» Your goal: Write the data below out exactly as it stands. Do not include the pictures.

» Task input:
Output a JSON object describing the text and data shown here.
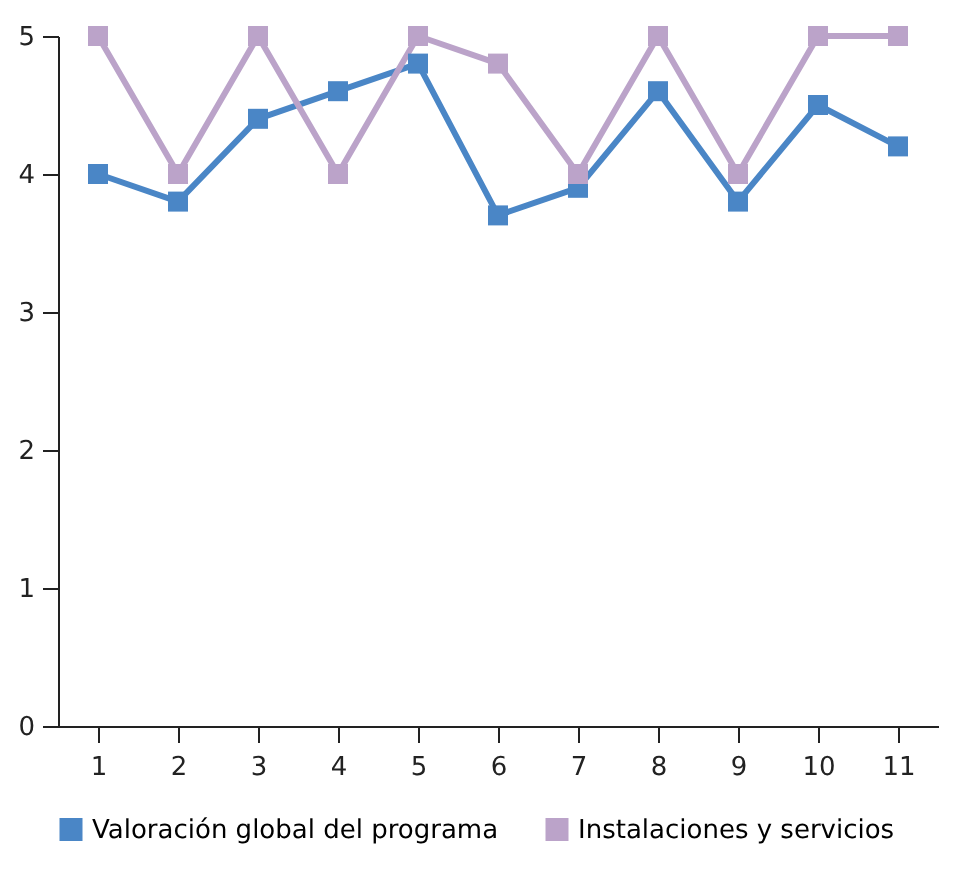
{
  "chart_data": {
    "type": "line",
    "categories": [
      "1",
      "2",
      "3",
      "4",
      "5",
      "6",
      "7",
      "8",
      "9",
      "10",
      "11"
    ],
    "series": [
      {
        "name": "Valoración global del programa",
        "color": "#4a86c6",
        "values": [
          4.0,
          3.8,
          4.4,
          4.6,
          4.8,
          3.7,
          3.9,
          4.6,
          3.8,
          4.5,
          4.2
        ]
      },
      {
        "name": "Instalaciones y servicios",
        "color": "#bba3c9",
        "values": [
          5,
          4,
          5,
          4,
          5,
          4.8,
          4,
          5,
          4,
          5,
          5
        ]
      }
    ],
    "ylim": [
      0,
      5
    ],
    "yticks": [
      0,
      1,
      2,
      3,
      4,
      5
    ],
    "grid": false,
    "legend": "bottom",
    "marker": "square",
    "line_style": "solid"
  }
}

» Response below:
Output a JSON object describing the text and data shown here.
{
  "chart_data": {
    "type": "line",
    "categories": [
      "1",
      "2",
      "3",
      "4",
      "5",
      "6",
      "7",
      "8",
      "9",
      "10",
      "11"
    ],
    "series": [
      {
        "name": "Valoración global del programa",
        "color": "#4a86c6",
        "values": [
          4.0,
          3.8,
          4.4,
          4.6,
          4.8,
          3.7,
          3.9,
          4.6,
          3.8,
          4.5,
          4.2
        ]
      },
      {
        "name": "Instalaciones y servicios",
        "color": "#bba3c9",
        "values": [
          5,
          4,
          5,
          4,
          5,
          4.8,
          4,
          5,
          4,
          5,
          5
        ]
      }
    ],
    "ylim": [
      0,
      5
    ],
    "yticks": [
      0,
      1,
      2,
      3,
      4,
      5
    ],
    "grid": false,
    "legend": "bottom",
    "marker": "square",
    "line_style": "solid"
  }
}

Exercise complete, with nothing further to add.